===== TEXTE DU DOCUMENT

Cass. com., 24 janvier 2024, n° 22-11.768

COUR DE CASSATION

Arrêt

Rejet

COMPOSITION DE LA JURIDICTION

Président :

M. Vigneau

Rapporteur :

Mme Lefeuvre

Avocats :

SCP Célice, Texidor, Périer, SARL Matuchansky, Poupot, Valdelièvre et Rameix

Cass. com. n° 22-11.768

23 janvier 2024

Faits et procédure
 
1. Selon l'ordonnance attaquée, rendue par le premier président d'une cour d'appel (Paris, 24 janvier 2022), et les productions, le capital de la société New Plv était, à la suite du décès de [U] [R], détenu par les héritiers de ce dernier, en indivision, à concurrence de 49,5 %, par Mme [X], sa veuve, à concurrence de 14,9 %, par M. [O] à concurrence de 28,2 % et par plusieurs autres associés à concurrence de 7,4 %.

==========
===== DONNÉES BRUTES

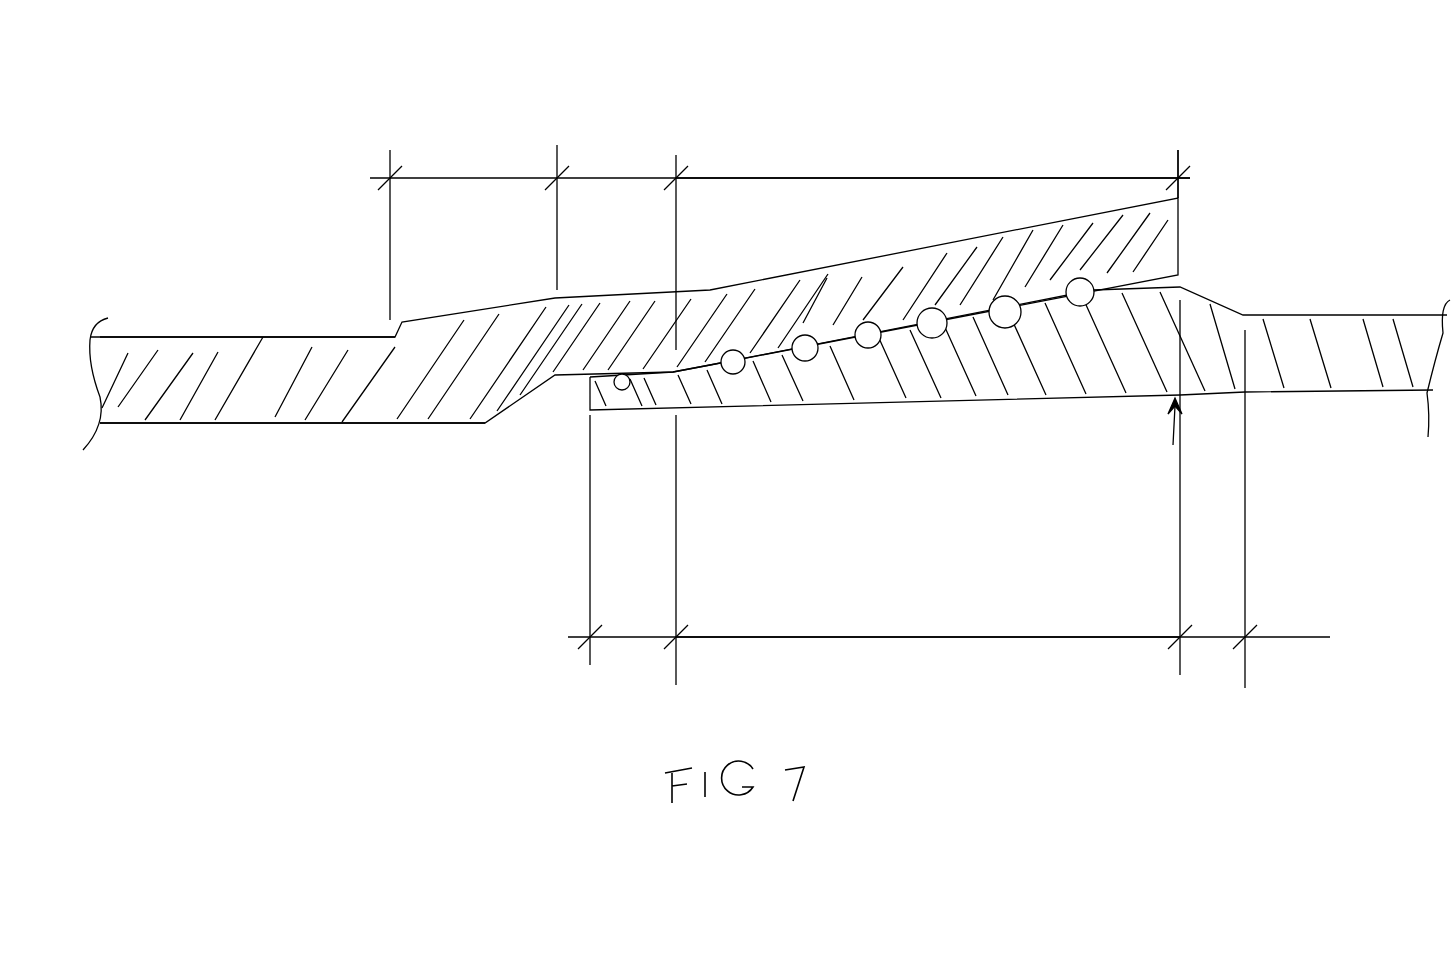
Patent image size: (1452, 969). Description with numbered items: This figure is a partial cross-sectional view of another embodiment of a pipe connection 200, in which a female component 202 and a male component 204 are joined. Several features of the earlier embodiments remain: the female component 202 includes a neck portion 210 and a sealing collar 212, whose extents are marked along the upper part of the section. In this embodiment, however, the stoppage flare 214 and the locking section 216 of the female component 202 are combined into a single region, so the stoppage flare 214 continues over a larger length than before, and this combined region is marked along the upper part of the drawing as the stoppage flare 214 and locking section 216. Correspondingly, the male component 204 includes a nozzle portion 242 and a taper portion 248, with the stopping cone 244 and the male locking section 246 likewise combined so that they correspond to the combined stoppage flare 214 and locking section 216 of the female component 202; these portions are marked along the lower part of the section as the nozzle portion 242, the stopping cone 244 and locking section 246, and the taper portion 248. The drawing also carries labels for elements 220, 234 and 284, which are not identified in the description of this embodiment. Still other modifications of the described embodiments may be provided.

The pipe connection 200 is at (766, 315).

==========

§ **OBJECTIF DE L'EXERCICE**
D'après l'arrêt, quelle part du capital de la société New Plv les héritiers détenaient-ils en indivision ? Les données forment un matériau indépendant de l'arrêt.

§ **RÉSULTAT DE L'EXERCICE**
49,5 %.